Write the records below out again exactly as given, with no images.
>> BEGIN
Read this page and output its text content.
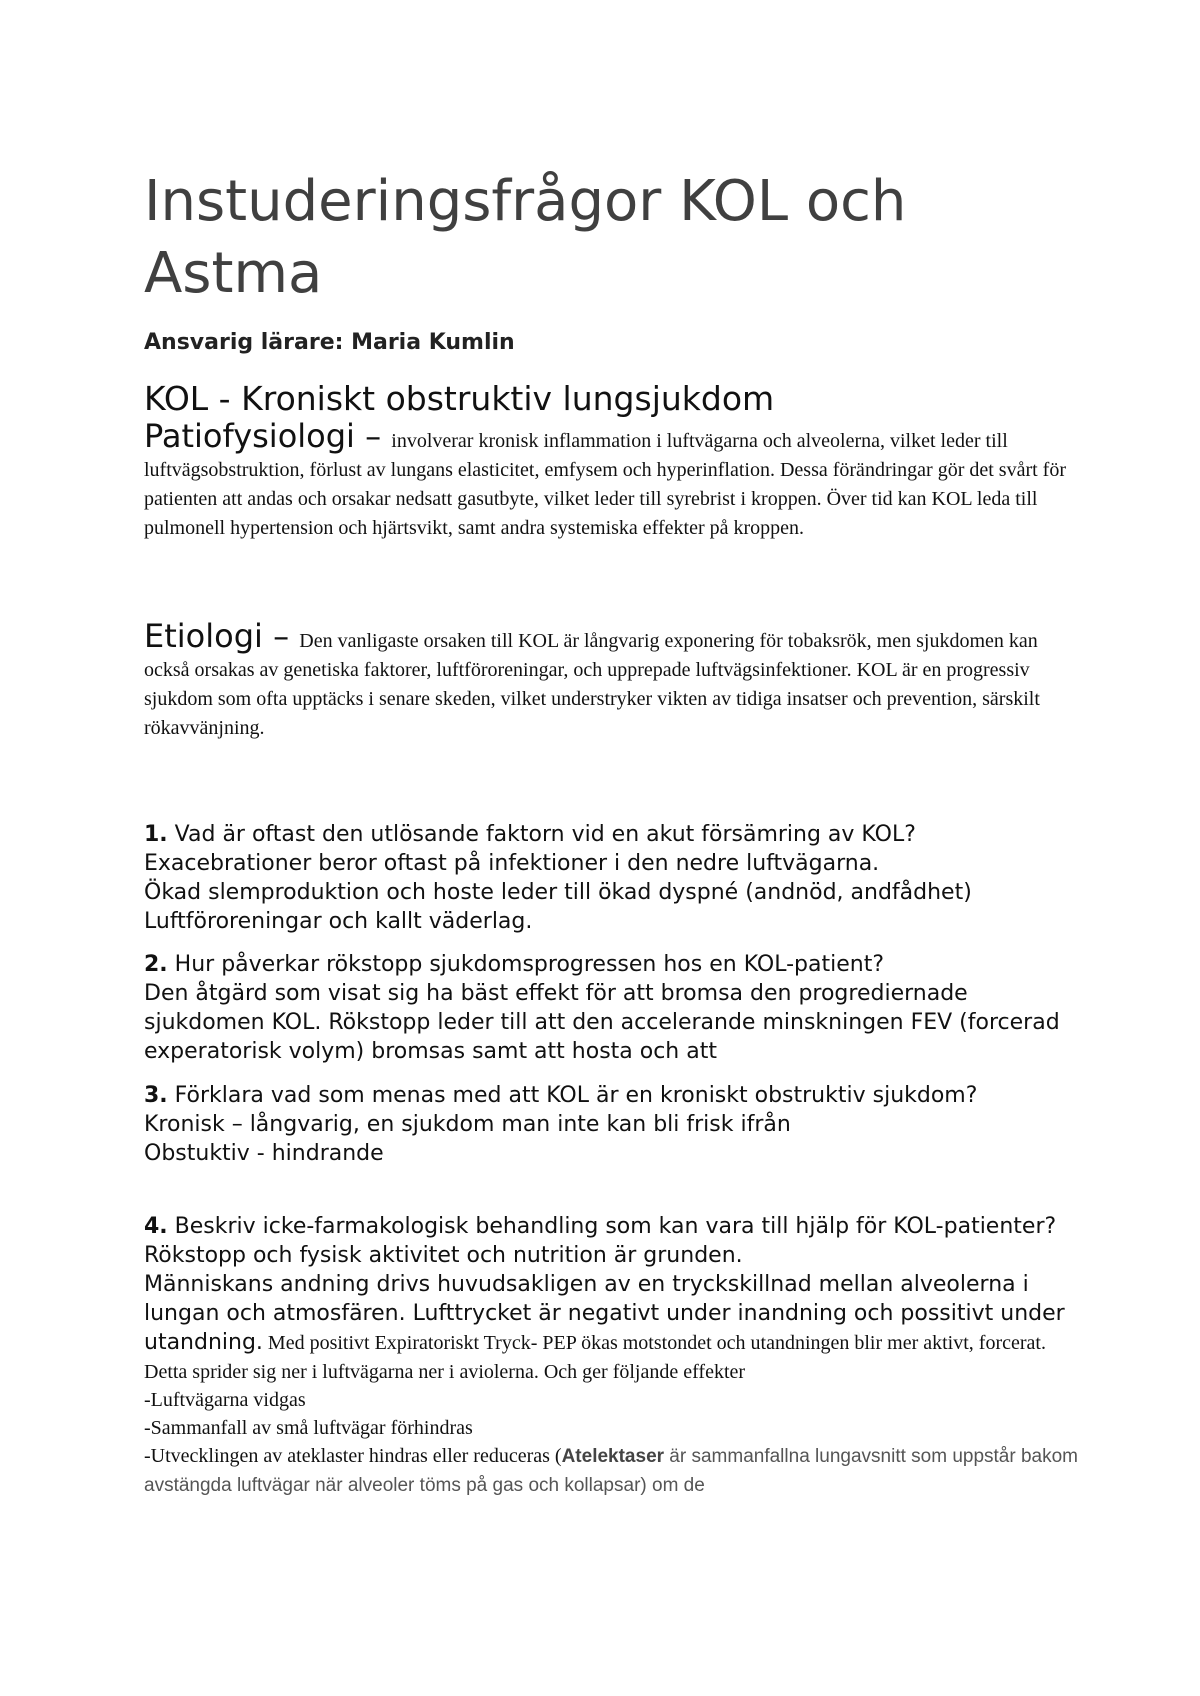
Instuderingsfrågor KOL och Astma
Ansvarig lärare: Maria Kumlin
KOL - Kroniskt obstruktiv lungsjukdom
Patiofysiologi – involverar kronisk inflammation i luftvägarna och alveolerna, vilket leder till luftvägsobstruktion, förlust av lungans elasticitet, emfysem och hyperinflation. Dessa förändringar gör det svårt för patienten att andas och orsakar nedsatt gasutbyte, vilket leder till syrebrist i kroppen. Över tid kan KOL leda till pulmonell hypertension och hjärtsvikt, samt andra systemiska effekter på kroppen.
Etiologi – Den vanligaste orsaken till KOL är långvarig exponering för tobaksrök, men sjukdomen kan också orsakas av genetiska faktorer, luftföroreningar, och upprepade luftvägsinfektioner. KOL är en progressiv sjukdom som ofta upptäcks i senare skeden, vilket understryker vikten av tidiga insatser och prevention, särskilt rökavvänjning.
1. Vad är oftast den utlösande faktorn vid en akut försämring av KOL?
Exacebrationer beror oftast på infektioner i den nedre luftvägarna.
Ökad slemproduktion och hoste leder till ökad dyspné (andnöd, andfådhet)
Luftföroreningar och kallt väderlag.
2. Hur påverkar rökstopp sjukdomsprogressen hos en KOL-patient?
Den åtgärd som visat sig ha bäst effekt för att bromsa den progrediernade sjukdomen KOL. Rökstopp leder till att den accelerande minskningen FEV (forcerad experatorisk volym) bromsas samt att hosta och att
3. Förklara vad som menas med att KOL är en kroniskt obstruktiv sjukdom?
Kronisk – långvarig, en sjukdom man inte kan bli frisk ifrån
Obstuktiv - hindrande
4. Beskriv icke-farmakologisk behandling som kan vara till hjälp för KOL-patienter?
Rökstopp och fysisk aktivitet och nutrition är grunden.
Människans andning drivs huvudsakligen av en tryckskillnad mellan alveolerna i lungan och atmosfären. Lufttrycket är negativt under inandning och possitivt under utandning. Med positivt Expiratoriskt Tryck- PEP ökas motstondet och utandningen blir mer aktivt, forcerat. Detta sprider sig ner i luftvägarna ner i aviolerna. Och ger följande effekter
-Luftvägarna vidgas
-Sammanfall av små luftvägar förhindras
-Utvecklingen av ateklaster hindras eller reduceras (Atelektaser är sammanfallna lungavsnitt som uppstår bakom avstängda luftvägar när alveoler töms på gas och kollapsar) om de
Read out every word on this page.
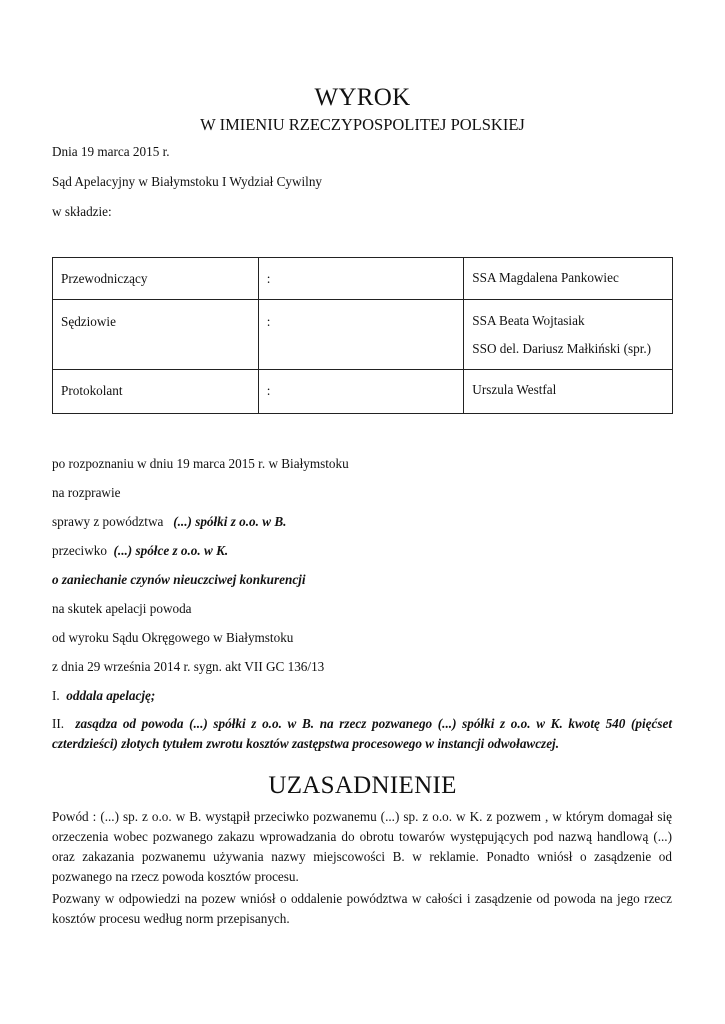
WYROK
W IMIENIU RZECZYPOSPOLITEJ POLSKIEJ
Dnia 19 marca 2015 r.
Sąd Apelacyjny w Białymstoku I Wydział Cywilny
w składzie:
Przewodniczący	:	SSA Magdalena Pankowiec

Sędziowie	:	SSA Beata Wojtasiak
SSO del. Dariusz Małkiński (spr.)

Protokolant	:	Urszula Westfal
po rozpoznaniu w dniu 19 marca 2015 r. w Białymstoku
na rozprawie
sprawy z powództwa (...) spółki z o.o. w B.
przeciwko (...) spółce z o.o. w K.
o zaniechanie czynów nieuczciwej konkurencji
na skutek apelacji powoda
od wyroku Sądu Okręgowego w Białymstoku
z dnia 29 września 2014 r. sygn. akt VII GC 136/13
I. oddala apelację;
II. zasądza od powoda (...) spółki z o.o. w B. na rzecz pozwanego (...) spółki z o.o. w K. kwotę 540 (pięćset czterdzieści) złotych tytułem zwrotu kosztów zastępstwa procesowego w instancji odwoławczej.
UZASADNIENIE
Powód : (...) sp. z o.o. w B. wystąpił przeciwko pozwanemu (...) sp. z o.o. w K. z pozwem , w którym domagał się orzeczenia wobec pozwanego zakazu wprowadzania do obrotu towarów występujących pod nazwą handlową (...) oraz zakazania pozwanemu używania nazwy miejscowości B. w reklamie. Ponadto wniósł o zasądzenie od pozwanego na rzecz powoda kosztów procesu.
Pozwany w odpowiedzi na pozew wniósł o oddalenie powództwa w całości i zasądzenie od powoda na jego rzecz kosztów procesu według norm przepisanych.
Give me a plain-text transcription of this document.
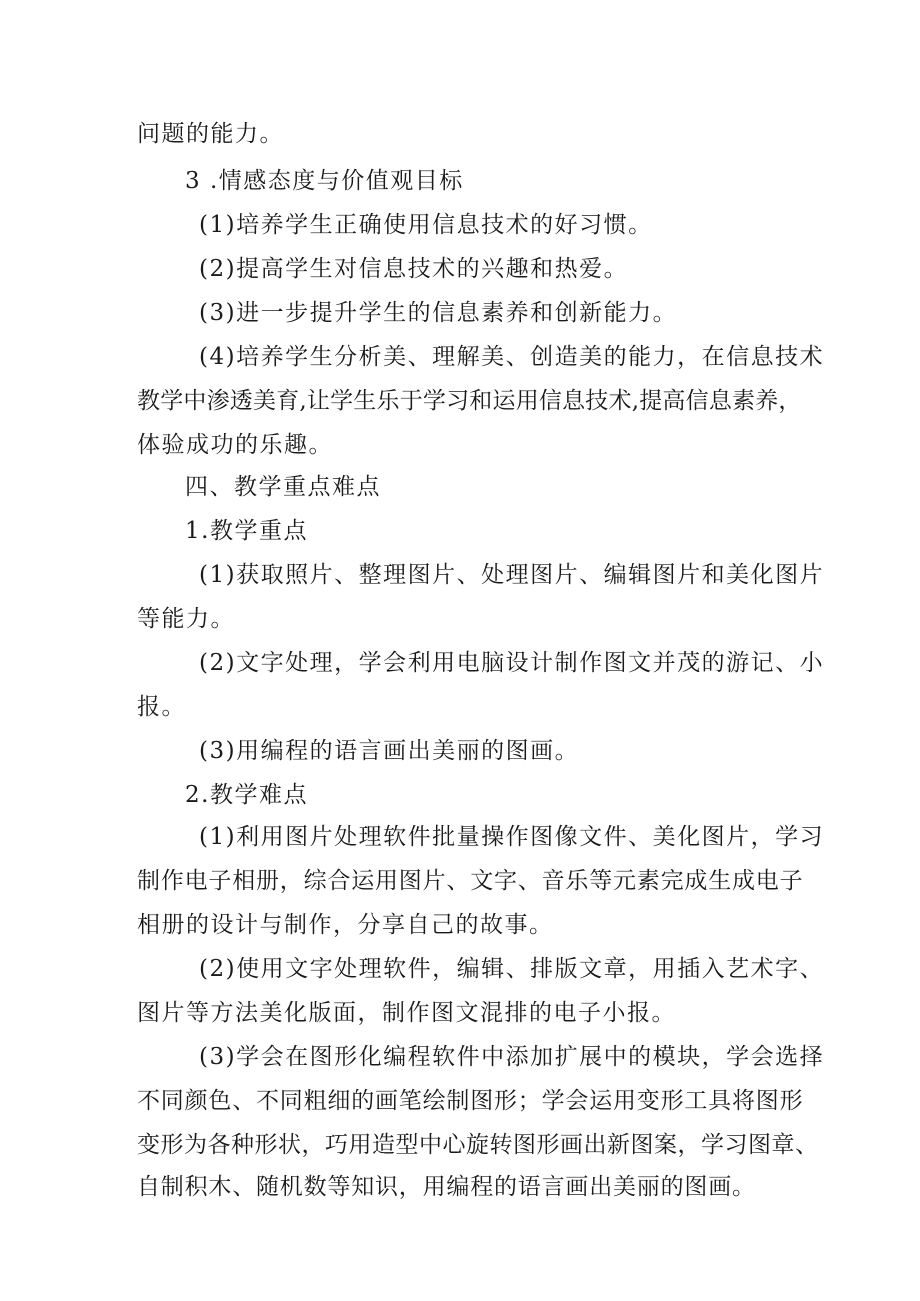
问题的能力。
3 .情感态度与价值观目标
(1)培养学生正确使用信息技术的好习惯。
(2)提高学生对信息技术的兴趣和热爱。
(3)进一步提升学生的信息素养和创新能力。
(4)培养学生分析美、理解美、创造美的能力，在信息技术
教学中渗透美育,让学生乐于学习和运用信息技术,提高信息素养，
体验成功的乐趣。
四、教学重点难点
1.教学重点
(1)获取照片、整理图片、处理图片、编辑图片和美化图片
等能力。
(2)文字处理，学会利用电脑设计制作图文并茂的游记、小
报。
(3)用编程的语言画出美丽的图画。
2.教学难点
(1)利用图片处理软件批量操作图像文件、美化图片，学习
制作电子相册，综合运用图片、文字、音乐等元素完成生成电子
相册的设计与制作，分享自己的故事。
(2)使用文字处理软件，编辑、排版文章，用插入艺术字、
图片等方法美化版面，制作图文混排的电子小报。
(3)学会在图形化编程软件中添加扩展中的模块，学会选择
不同颜色、不同粗细的画笔绘制图形；学会运用变形工具将图形
变形为各种形状，巧用造型中心旋转图形画出新图案，学习图章、
自制积木、随机数等知识，用编程的语言画出美丽的图画。
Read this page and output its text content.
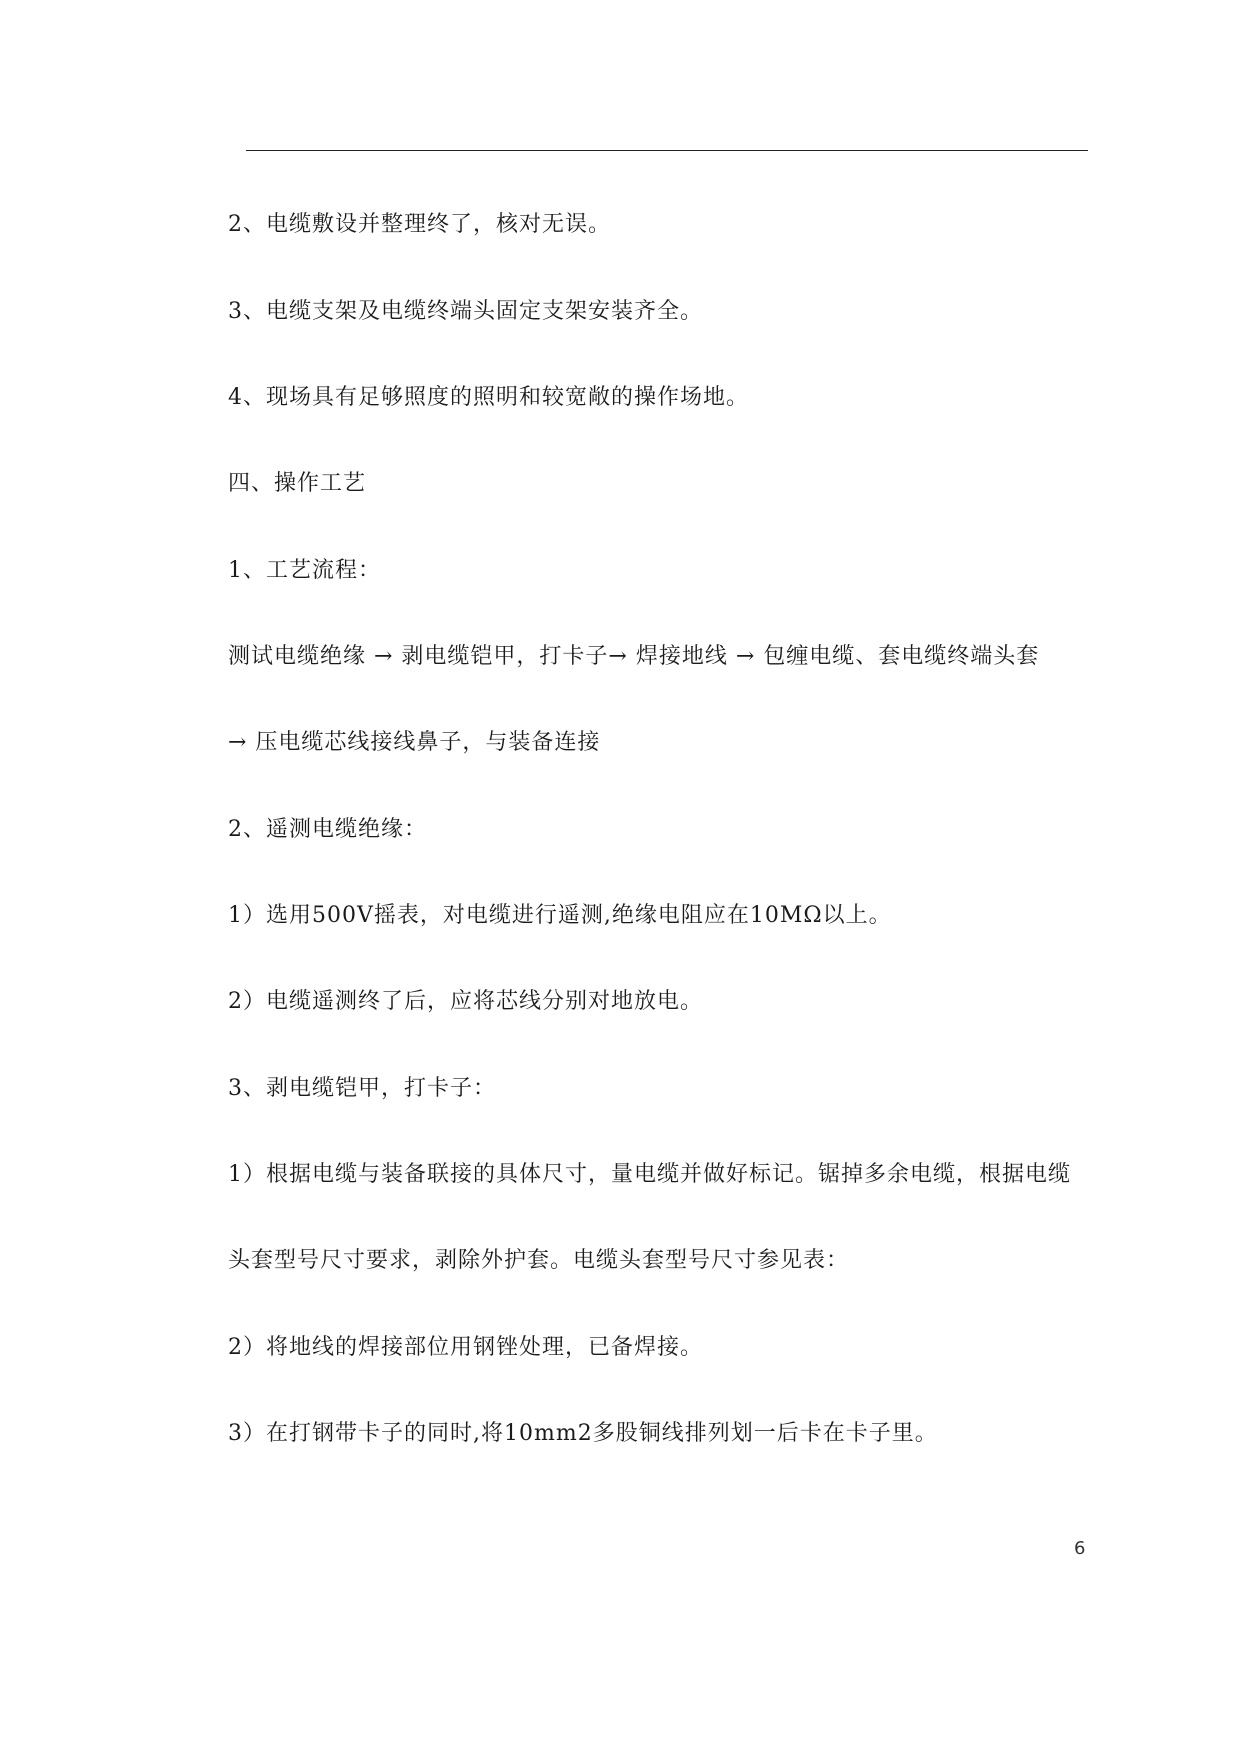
2、电缆敷设并整理终了，核对无误。

3、电缆支架及电缆终端头固定支架安装齐全。

4、现场具有足够照度的照明和较宽敞的操作场地。

四、操作工艺

1、工艺流程：

测试电缆绝缘 → 剥电缆铠甲，打卡子→ 焊接地线 → 包缠电缆、套电缆终端头套

→ 压电缆芯线接线鼻子，与装备连接

2、遥测电缆绝缘：

1）选用500V摇表，对电缆进行遥测,绝缘电阻应在10MΩ以上。

2）电缆遥测终了后，应将芯线分别对地放电。

3、剥电缆铠甲，打卡子：

1）根据电缆与装备联接的具体尺寸，量电缆并做好标记。锯掉多余电缆，根据电缆

头套型号尺寸要求，剥除外护套。电缆头套型号尺寸参见表：

2）将地线的焊接部位用钢锉处理，已备焊接。

3）在打钢带卡子的同时,将10mm2多股铜线排列划一后卡在卡子里。

6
>> END
● **RESPONSE BELOW**:
Read this page and output its text content.
Instuderingsfrågor KOL och Astma
Ansvarig lärare: Maria Kumlin
KOL - Kroniskt obstruktiv lungsjukdom
Patiofysiologi – involverar kronisk inflammation i luftvägarna och alveolerna, vilket leder till luftvägsobstruktion, förlust av lungans elasticitet, emfysem och hyperinflation. Dessa förändringar gör det svårt för patienten att andas och orsakar nedsatt gasutbyte, vilket leder till syrebrist i kroppen. Över tid kan KOL leda till pulmonell hypertension och hjärtsvikt, samt andra systemiska effekter på kroppen.
Etiologi – Den vanligaste orsaken till KOL är långvarig exponering för tobaksrök, men sjukdomen kan också orsakas av genetiska faktorer, luftföroreningar, och upprepade luftvägsinfektioner. KOL är en progressiv sjukdom som ofta upptäcks i senare skeden, vilket understryker vikten av tidiga insatser och prevention, särskilt rökavvänjning.
1. Vad är oftast den utlösande faktorn vid en akut försämring av KOL?
Exacebrationer beror oftast på infektioner i den nedre luftvägarna.
Ökad slemproduktion och hoste leder till ökad dyspné (andnöd, andfådhet)
Luftföroreningar och kallt väderlag.
2. Hur påverkar rökstopp sjukdomsprogressen hos en KOL-patient?
Den åtgärd som visat sig ha bäst effekt för att bromsa den progrediernade sjukdomen KOL. Rökstopp leder till att den accelerande minskningen FEV (forcerad experatorisk volym) bromsas samt att hosta och att
3. Förklara vad som menas med att KOL är en kroniskt obstruktiv sjukdom?
Kronisk – långvarig, en sjukdom man inte kan bli frisk ifrån
Obstuktiv - hindrande
4. Beskriv icke-farmakologisk behandling som kan vara till hjälp för KOL-patienter?
Rökstopp och fysisk aktivitet och nutrition är grunden.
Människans andning drivs huvudsakligen av en tryckskillnad mellan alveolerna i lungan och atmosfären. Lufttrycket är negativt under inandning och possitivt under utandning. Med positivt Expiratoriskt Tryck- PEP ökas motstondet och utandningen blir mer aktivt, forcerat. Detta sprider sig ner i luftvägarna ner i aviolerna. Och ger följande effekter
-Luftvägarna vidgas
-Sammanfall av små luftvägar förhindras
-Utvecklingen av ateklaster hindras eller reduceras (Atelektaser är sammanfallna lungavsnitt som uppstår bakom avstängda luftvägar när alveoler töms på gas och kollapsar) om de
Read out every word on this page.
WYROK
W IMIENIU RZECZYPOSPOLITEJ POLSKIEJ
Dnia 19 marca 2015 r.
Sąd Apelacyjny w Białymstoku I Wydział Cywilny
w składzie:
Przewodniczący	:	SSA Magdalena Pankowiec

Sędziowie	:	SSA Beata Wojtasiak
SSO del. Dariusz Małkiński (spr.)

Protokolant	:	Urszula Westfal
po rozpoznaniu w dniu 19 marca 2015 r. w Białymstoku
na rozprawie
sprawy z powództwa (...) spółki z o.o. w B.
przeciwko (...) spółce z o.o. w K.
o zaniechanie czynów nieuczciwej konkurencji
na skutek apelacji powoda
od wyroku Sądu Okręgowego w Białymstoku
z dnia 29 września 2014 r. sygn. akt VII GC 136/13
I. oddala apelację;
II. zasądza od powoda (...) spółki z o.o. w B. na rzecz pozwanego (...) spółki z o.o. w K. kwotę 540 (pięćset czterdzieści) złotych tytułem zwrotu kosztów zastępstwa procesowego w instancji odwoławczej.
UZASADNIENIE
Powód : (...) sp. z o.o. w B. wystąpił przeciwko pozwanemu (...) sp. z o.o. w K. z pozwem , w którym domagał się orzeczenia wobec pozwanego zakazu wprowadzania do obrotu towarów występujących pod nazwą handlową (...) oraz zakazania pozwanemu używania nazwy miejscowości B. w reklamie. Ponadto wniósł o zasądzenie od pozwanego na rzecz powoda kosztów procesu.
Pozwany w odpowiedzi na pozew wniósł o oddalenie powództwa w całości i zasądzenie od powoda na jego rzecz kosztów procesu według norm przepisanych.
Give me a plain-text transcription of this document.
问题的能力。
3 .情感态度与价值观目标
(1)培养学生正确使用信息技术的好习惯。
(2)提高学生对信息技术的兴趣和热爱。
(3)进一步提升学生的信息素养和创新能力。
(4)培养学生分析美、理解美、创造美的能力，在信息技术
教学中渗透美育,让学生乐于学习和运用信息技术,提高信息素养，
体验成功的乐趣。
四、教学重点难点
1.教学重点
(1)获取照片、整理图片、处理图片、编辑图片和美化图片
等能力。
(2)文字处理，学会利用电脑设计制作图文并茂的游记、小
报。
(3)用编程的语言画出美丽的图画。
2.教学难点
(1)利用图片处理软件批量操作图像文件、美化图片，学习
制作电子相册，综合运用图片、文字、音乐等元素完成生成电子
相册的设计与制作，分享自己的故事。
(2)使用文字处理软件，编辑、排版文章，用插入艺术字、
图片等方法美化版面，制作图文混排的电子小报。
(3)学会在图形化编程软件中添加扩展中的模块，学会选择
不同颜色、不同粗细的画笔绘制图形；学会运用变形工具将图形
变形为各种形状，巧用造型中心旋转图形画出新图案，学习图章、
自制积木、随机数等知识，用编程的语言画出美丽的图画。
Read this page and output its text content.
2、电缆敷设并整理终了，核对无误。

3、电缆支架及电缆终端头固定支架安装齐全。

4、现场具有足够照度的照明和较宽敞的操作场地。

四、操作工艺

1、工艺流程：

测试电缆绝缘 → 剥电缆铠甲，打卡子→ 焊接地线 → 包缠电缆、套电缆终端头套

→ 压电缆芯线接线鼻子，与装备连接

2、遥测电缆绝缘：

1）选用500V摇表，对电缆进行遥测,绝缘电阻应在10MΩ以上。

2）电缆遥测终了后，应将芯线分别对地放电。

3、剥电缆铠甲，打卡子：

1）根据电缆与装备联接的具体尺寸，量电缆并做好标记。锯掉多余电缆，根据电缆

头套型号尺寸要求，剥除外护套。电缆头套型号尺寸参见表：

2）将地线的焊接部位用钢锉处理，已备焊接。

3）在打钢带卡子的同时,将10mm2多股铜线排列划一后卡在卡子里。

6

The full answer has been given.